[START OF RECORD LIST]

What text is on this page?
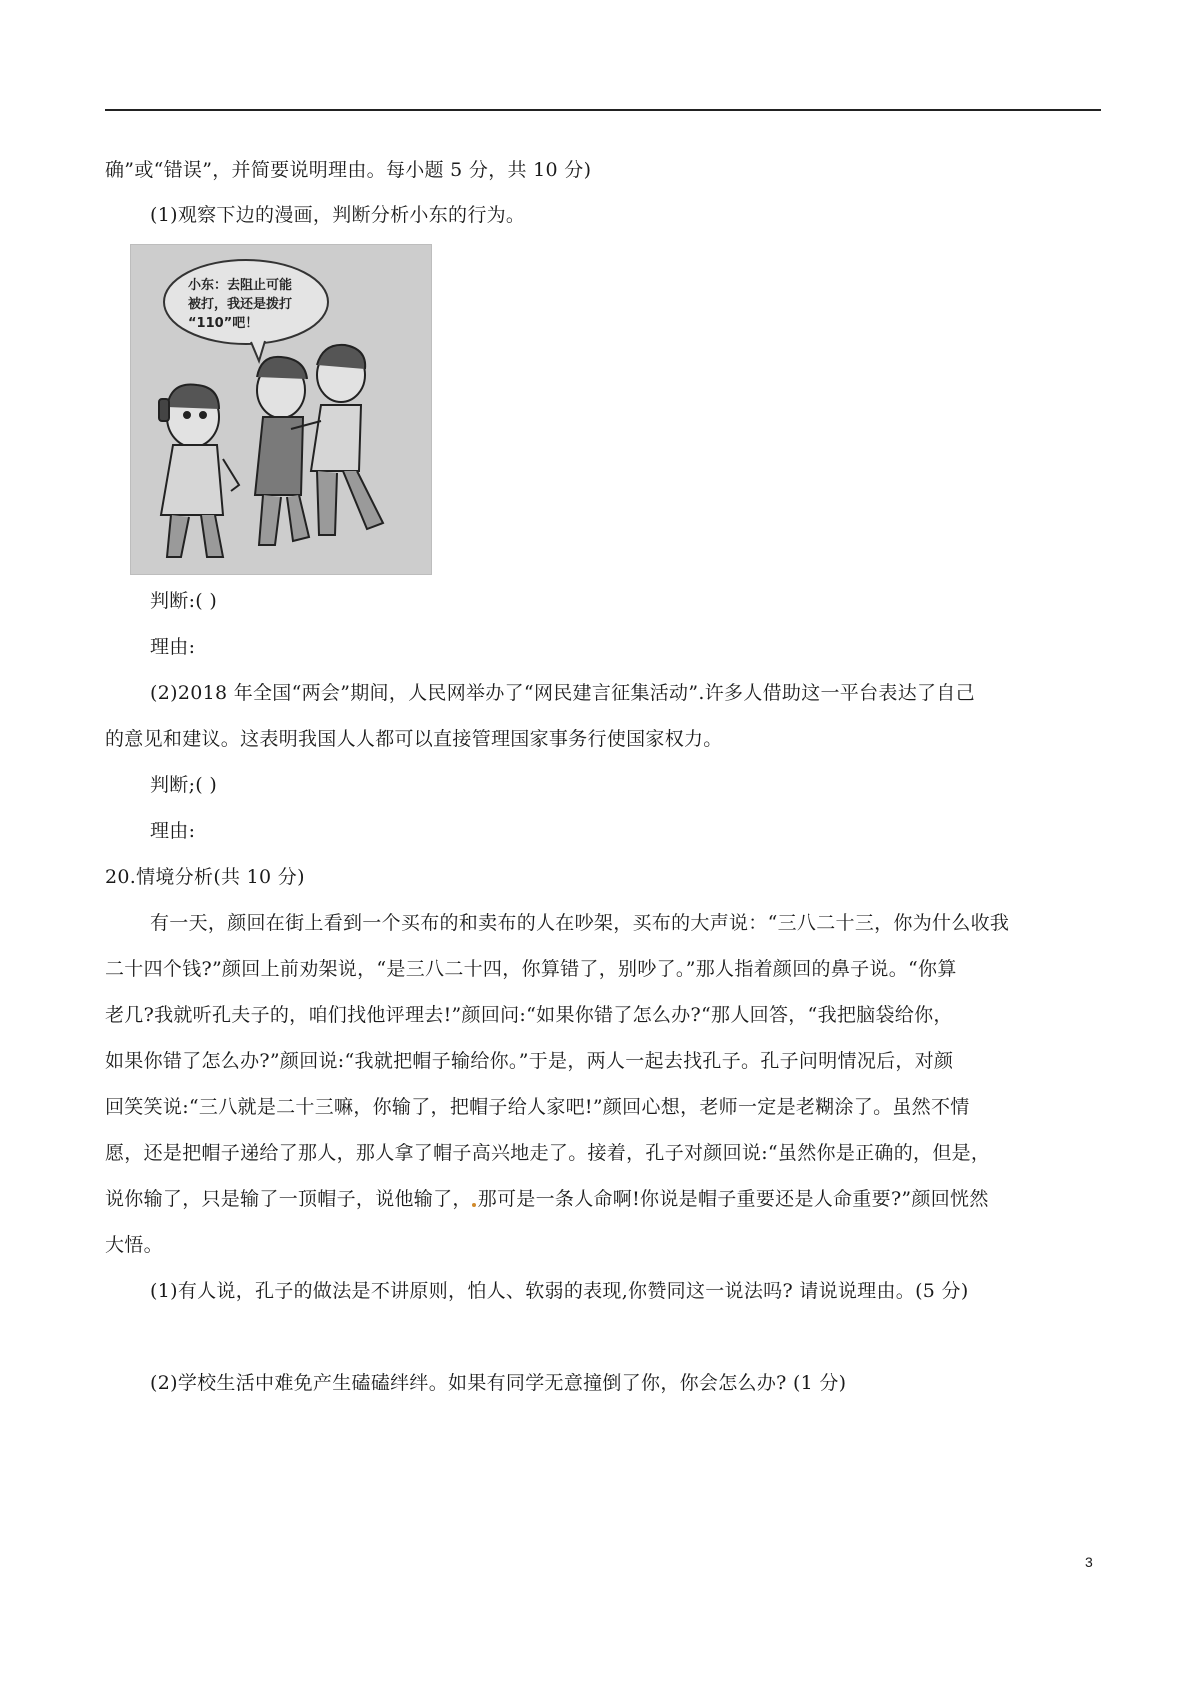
确”或“错误”，并简要说明理由。每小题 5 分，共 10 分)
(1)观察下边的漫画，判断分析小东的行为。
小东：去阻止可能
被打，我还是拨打
“110”吧！
判断:( )
理由:
(2)2018 年全国“两会”期间，人民网举办了“网民建言征集活动”.许多人借助这一平台表达了自己
的意见和建议。这表明我国人人都可以直接管理国家事务行使国家权力。
判断;( )
理由:
20.情境分析(共 10 分)
有一天，颜回在街上看到一个买布的和卖布的人在吵架，买布的大声说：“三八二十三，你为什么收我
二十四个钱?”颜回上前劝架说，“是三八二十四，你算错了，别吵了。”那人指着颜回的鼻子说。“你算
老几?我就听孔夫子的，咱们找他评理去!”颜回问:“如果你错了怎么办?“那人回答，“我把脑袋给你，
如果你错了怎么办?”颜回说:“我就把帽子输给你。”于是，两人一起去找孔子。孔子问明情况后，对颜
回笑笑说:“三八就是二十三嘛，你输了，把帽子给人家吧!”颜回心想，老师一定是老糊涂了。虽然不情
愿，还是把帽子递给了那人，那人拿了帽子高兴地走了。接着，孔子对颜回说:“虽然你是正确的，但是，
说你输了，只是输了一顶帽子，说他输了， 那可是一条人命啊!你说是帽子重要还是人命重要?”颜回恍然
大悟。
(1)有人说，孔子的做法是不讲原则，怕人、软弱的表现,你赞同这一说法吗? 请说说理由。(5 分)
(2)学校生活中难免产生磕磕绊绊。如果有同学无意撞倒了你，你会怎么办? (1 分)
3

[END OF RECORD LIST]

> **GOAL**
Extract every line of the data exactly; pictures stay out.

> **EXERCISE OUTPUT**
What text is on this page?
确”或“错误”，并简要说明理由。每小题 5 分，共 10 分)
(1)观察下边的漫画，判断分析小东的行为。
小东：去阻止可能
被打，我还是拨打
“110”吧！
判断:( )
理由:
(2)2018 年全国“两会”期间，人民网举办了“网民建言征集活动”.许多人借助这一平台表达了自己
的意见和建议。这表明我国人人都可以直接管理国家事务行使国家权力。
判断;( )
理由:
20.情境分析(共 10 分)
有一天，颜回在街上看到一个买布的和卖布的人在吵架，买布的大声说：“三八二十三，你为什么收我
二十四个钱?”颜回上前劝架说，“是三八二十四，你算错了，别吵了。”那人指着颜回的鼻子说。“你算
老几?我就听孔夫子的，咱们找他评理去!”颜回问:“如果你错了怎么办?“那人回答，“我把脑袋给你，
如果你错了怎么办?”颜回说:“我就把帽子输给你。”于是，两人一起去找孔子。孔子问明情况后，对颜
回笑笑说:“三八就是二十三嘛，你输了，把帽子给人家吧!”颜回心想，老师一定是老糊涂了。虽然不情
愿，还是把帽子递给了那人，那人拿了帽子高兴地走了。接着，孔子对颜回说:“虽然你是正确的，但是，
说你输了，只是输了一顶帽子，说他输了， 那可是一条人命啊!你说是帽子重要还是人命重要?”颜回恍然
大悟。
(1)有人说，孔子的做法是不讲原则，怕人、软弱的表现,你赞同这一说法吗? 请说说理由。(5 分)
(2)学校生活中难免产生磕磕绊绊。如果有同学无意撞倒了你，你会怎么办? (1 分)
3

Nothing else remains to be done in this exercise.